■ **Written instruction**:
Look through the material below. Copy each line that contains the string "Average".

— START Records provided —

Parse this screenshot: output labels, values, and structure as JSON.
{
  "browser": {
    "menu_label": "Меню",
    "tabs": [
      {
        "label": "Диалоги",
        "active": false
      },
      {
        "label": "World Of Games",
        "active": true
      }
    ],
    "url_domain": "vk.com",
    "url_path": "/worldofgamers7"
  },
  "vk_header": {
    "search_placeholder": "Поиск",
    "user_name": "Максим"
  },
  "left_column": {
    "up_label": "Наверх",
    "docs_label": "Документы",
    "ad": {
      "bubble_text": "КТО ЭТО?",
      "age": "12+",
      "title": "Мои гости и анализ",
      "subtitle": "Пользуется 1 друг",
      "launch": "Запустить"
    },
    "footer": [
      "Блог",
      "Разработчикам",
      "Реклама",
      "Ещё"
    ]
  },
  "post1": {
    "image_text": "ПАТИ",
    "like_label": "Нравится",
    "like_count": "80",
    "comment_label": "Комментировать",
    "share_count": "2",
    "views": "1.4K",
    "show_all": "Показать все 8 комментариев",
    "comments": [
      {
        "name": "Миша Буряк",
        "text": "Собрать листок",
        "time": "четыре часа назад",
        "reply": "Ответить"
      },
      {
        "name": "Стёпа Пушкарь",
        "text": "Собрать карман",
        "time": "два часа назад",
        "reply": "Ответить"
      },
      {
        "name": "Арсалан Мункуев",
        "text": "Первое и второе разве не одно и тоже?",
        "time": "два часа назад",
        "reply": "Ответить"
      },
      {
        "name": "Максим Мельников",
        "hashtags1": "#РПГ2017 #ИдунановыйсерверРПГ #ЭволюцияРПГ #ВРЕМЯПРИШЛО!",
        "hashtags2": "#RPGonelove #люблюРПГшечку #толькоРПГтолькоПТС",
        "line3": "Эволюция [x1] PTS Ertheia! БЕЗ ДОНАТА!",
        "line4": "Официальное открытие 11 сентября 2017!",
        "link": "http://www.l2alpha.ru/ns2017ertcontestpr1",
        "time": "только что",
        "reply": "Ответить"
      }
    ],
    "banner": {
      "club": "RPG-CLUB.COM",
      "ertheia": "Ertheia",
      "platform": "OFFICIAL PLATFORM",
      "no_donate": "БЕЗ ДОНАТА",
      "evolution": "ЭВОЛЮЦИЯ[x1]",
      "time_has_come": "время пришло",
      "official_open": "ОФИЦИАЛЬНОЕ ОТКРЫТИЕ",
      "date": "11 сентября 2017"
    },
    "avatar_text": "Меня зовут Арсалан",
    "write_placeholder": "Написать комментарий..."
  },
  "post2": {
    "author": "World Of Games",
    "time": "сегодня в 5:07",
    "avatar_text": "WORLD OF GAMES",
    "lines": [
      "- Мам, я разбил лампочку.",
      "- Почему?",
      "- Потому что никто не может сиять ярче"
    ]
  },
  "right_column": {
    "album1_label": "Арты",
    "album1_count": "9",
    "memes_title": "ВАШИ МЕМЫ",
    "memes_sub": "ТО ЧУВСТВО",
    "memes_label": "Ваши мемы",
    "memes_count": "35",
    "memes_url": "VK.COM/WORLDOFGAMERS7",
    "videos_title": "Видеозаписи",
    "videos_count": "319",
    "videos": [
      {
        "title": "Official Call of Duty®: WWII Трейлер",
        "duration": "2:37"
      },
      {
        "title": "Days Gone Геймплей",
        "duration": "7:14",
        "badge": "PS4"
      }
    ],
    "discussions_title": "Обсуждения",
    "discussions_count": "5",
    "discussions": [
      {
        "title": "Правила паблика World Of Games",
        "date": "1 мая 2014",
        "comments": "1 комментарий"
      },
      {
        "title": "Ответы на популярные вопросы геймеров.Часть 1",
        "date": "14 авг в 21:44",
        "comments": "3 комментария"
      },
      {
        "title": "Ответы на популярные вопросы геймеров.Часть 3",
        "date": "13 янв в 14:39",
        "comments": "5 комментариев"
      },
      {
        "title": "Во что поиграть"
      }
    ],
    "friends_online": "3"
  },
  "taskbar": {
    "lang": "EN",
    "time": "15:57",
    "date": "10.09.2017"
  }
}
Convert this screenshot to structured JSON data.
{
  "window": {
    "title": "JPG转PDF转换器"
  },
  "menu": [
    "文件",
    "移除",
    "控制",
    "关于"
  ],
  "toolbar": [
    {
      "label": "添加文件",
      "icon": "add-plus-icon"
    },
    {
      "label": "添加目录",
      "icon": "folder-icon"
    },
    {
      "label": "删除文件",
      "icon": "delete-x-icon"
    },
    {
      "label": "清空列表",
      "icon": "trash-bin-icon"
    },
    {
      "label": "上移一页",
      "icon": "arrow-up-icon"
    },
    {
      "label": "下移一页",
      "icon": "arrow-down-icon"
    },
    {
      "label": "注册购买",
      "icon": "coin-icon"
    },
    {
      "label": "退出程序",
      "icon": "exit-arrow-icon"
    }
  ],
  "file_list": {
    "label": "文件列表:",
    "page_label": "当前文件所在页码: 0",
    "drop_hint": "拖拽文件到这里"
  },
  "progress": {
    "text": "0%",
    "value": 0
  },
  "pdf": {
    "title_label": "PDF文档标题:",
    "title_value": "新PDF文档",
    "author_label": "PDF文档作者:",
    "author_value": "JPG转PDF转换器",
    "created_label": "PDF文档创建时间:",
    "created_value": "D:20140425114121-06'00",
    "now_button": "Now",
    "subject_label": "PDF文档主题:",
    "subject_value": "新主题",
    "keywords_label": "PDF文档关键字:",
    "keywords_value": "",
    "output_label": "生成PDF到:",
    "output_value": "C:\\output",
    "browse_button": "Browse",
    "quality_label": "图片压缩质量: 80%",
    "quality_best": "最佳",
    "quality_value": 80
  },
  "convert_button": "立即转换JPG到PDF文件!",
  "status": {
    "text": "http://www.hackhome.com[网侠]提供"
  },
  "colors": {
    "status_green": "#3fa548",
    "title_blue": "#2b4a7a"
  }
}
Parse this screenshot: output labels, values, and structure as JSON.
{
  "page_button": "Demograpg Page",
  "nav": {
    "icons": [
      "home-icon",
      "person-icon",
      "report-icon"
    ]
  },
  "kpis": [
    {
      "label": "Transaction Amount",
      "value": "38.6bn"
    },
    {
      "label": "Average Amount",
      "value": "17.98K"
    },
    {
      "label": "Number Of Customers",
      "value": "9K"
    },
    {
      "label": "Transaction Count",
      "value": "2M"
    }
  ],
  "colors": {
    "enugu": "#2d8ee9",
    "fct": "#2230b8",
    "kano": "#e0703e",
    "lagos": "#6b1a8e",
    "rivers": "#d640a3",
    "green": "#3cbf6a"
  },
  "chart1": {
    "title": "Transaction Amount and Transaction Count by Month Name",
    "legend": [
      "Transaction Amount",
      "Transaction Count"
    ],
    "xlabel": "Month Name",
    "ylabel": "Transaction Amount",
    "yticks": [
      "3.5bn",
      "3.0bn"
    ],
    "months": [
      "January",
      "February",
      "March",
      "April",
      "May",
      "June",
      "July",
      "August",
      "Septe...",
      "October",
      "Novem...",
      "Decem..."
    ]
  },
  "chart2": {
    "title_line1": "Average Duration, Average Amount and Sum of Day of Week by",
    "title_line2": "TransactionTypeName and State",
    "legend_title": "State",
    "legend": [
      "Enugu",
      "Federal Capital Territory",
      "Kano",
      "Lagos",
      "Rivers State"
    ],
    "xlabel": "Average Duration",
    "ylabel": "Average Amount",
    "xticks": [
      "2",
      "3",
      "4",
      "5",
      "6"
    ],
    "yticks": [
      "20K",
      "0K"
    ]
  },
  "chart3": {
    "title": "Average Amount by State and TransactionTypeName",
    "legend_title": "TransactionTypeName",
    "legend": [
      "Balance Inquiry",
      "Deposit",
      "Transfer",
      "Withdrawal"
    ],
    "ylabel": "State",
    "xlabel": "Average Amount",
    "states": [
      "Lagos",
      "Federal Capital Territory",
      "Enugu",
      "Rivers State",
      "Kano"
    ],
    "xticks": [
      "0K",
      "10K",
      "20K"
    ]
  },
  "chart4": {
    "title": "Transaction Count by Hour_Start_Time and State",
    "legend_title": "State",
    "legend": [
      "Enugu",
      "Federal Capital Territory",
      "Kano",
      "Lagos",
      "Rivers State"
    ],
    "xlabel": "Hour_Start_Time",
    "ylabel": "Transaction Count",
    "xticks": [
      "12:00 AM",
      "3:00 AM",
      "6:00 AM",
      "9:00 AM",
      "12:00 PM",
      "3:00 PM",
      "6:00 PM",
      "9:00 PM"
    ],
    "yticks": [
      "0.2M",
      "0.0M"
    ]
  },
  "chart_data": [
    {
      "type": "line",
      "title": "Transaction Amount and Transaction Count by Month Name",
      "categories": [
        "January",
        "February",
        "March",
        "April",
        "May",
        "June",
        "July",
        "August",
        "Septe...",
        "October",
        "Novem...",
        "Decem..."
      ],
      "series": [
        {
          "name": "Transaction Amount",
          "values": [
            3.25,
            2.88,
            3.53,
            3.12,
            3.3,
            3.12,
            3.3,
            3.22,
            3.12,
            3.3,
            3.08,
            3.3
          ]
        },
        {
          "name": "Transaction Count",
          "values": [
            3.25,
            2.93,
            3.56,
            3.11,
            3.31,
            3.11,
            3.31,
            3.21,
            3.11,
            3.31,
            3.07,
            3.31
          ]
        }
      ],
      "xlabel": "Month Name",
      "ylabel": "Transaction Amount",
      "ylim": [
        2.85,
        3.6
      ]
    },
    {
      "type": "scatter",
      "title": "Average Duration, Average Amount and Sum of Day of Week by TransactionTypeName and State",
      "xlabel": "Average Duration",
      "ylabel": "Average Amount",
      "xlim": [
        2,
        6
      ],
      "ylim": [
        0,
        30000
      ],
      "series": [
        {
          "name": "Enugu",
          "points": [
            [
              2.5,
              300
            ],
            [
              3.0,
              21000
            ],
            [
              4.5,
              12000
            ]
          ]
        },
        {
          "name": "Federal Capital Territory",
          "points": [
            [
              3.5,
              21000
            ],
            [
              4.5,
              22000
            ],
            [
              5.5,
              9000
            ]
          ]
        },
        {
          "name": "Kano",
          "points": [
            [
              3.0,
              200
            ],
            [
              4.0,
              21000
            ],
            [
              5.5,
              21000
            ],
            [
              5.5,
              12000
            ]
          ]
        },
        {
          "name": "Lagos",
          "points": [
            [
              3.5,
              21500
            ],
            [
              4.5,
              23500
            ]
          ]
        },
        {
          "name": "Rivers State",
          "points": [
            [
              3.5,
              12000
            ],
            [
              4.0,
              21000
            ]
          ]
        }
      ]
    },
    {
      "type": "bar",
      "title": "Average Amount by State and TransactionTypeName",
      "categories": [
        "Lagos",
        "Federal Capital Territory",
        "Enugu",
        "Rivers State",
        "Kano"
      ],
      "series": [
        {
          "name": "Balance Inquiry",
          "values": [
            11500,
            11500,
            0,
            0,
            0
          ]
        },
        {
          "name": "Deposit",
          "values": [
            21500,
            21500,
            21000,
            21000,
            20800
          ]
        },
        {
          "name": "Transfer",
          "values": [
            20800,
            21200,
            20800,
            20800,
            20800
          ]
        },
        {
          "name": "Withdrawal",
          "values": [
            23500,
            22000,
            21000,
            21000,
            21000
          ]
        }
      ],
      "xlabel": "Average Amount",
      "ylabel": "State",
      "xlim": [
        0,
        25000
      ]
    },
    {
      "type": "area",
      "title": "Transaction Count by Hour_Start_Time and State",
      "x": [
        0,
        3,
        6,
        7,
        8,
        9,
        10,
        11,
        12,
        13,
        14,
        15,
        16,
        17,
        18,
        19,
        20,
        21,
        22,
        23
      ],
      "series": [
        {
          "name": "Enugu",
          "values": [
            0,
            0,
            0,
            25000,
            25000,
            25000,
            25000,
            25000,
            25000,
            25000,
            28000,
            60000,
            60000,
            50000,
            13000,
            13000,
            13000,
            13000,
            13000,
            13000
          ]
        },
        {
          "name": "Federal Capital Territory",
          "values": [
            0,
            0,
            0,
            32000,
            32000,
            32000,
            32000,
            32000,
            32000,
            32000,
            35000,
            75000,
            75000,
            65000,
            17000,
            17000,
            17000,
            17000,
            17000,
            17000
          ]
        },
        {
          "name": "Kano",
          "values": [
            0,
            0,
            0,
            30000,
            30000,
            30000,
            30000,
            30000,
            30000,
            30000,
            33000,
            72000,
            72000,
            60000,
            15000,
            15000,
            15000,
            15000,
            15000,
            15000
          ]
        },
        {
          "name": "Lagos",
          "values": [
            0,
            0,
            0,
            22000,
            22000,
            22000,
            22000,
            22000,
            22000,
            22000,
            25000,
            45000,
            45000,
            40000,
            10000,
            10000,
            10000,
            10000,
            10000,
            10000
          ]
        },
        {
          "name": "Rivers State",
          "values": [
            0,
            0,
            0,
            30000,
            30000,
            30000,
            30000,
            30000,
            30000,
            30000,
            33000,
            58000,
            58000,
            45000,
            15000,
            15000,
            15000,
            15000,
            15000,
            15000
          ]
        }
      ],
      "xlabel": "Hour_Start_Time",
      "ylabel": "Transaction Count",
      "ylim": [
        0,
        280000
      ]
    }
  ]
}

— END Records provided —

■ **Full output**:
      "label": "Average Amount",
    "title_line1": "Average Duration, Average Amount and Sum of Day of Week by",
    "xlabel": "Average Duration",
    "ylabel": "Average Amount",
    "title": "Average Amount by State and TransactionTypeName",
    "xlabel": "Average Amount",
      "title": "Average Duration, Average Amount and Sum of Day of Week by TransactionTypeName and State",
      "xlabel": "Average Duration",
      "ylabel": "Average Amount",
      "title": "Average Amount by State and TransactionTypeName",
      "xlabel": "Average Amount",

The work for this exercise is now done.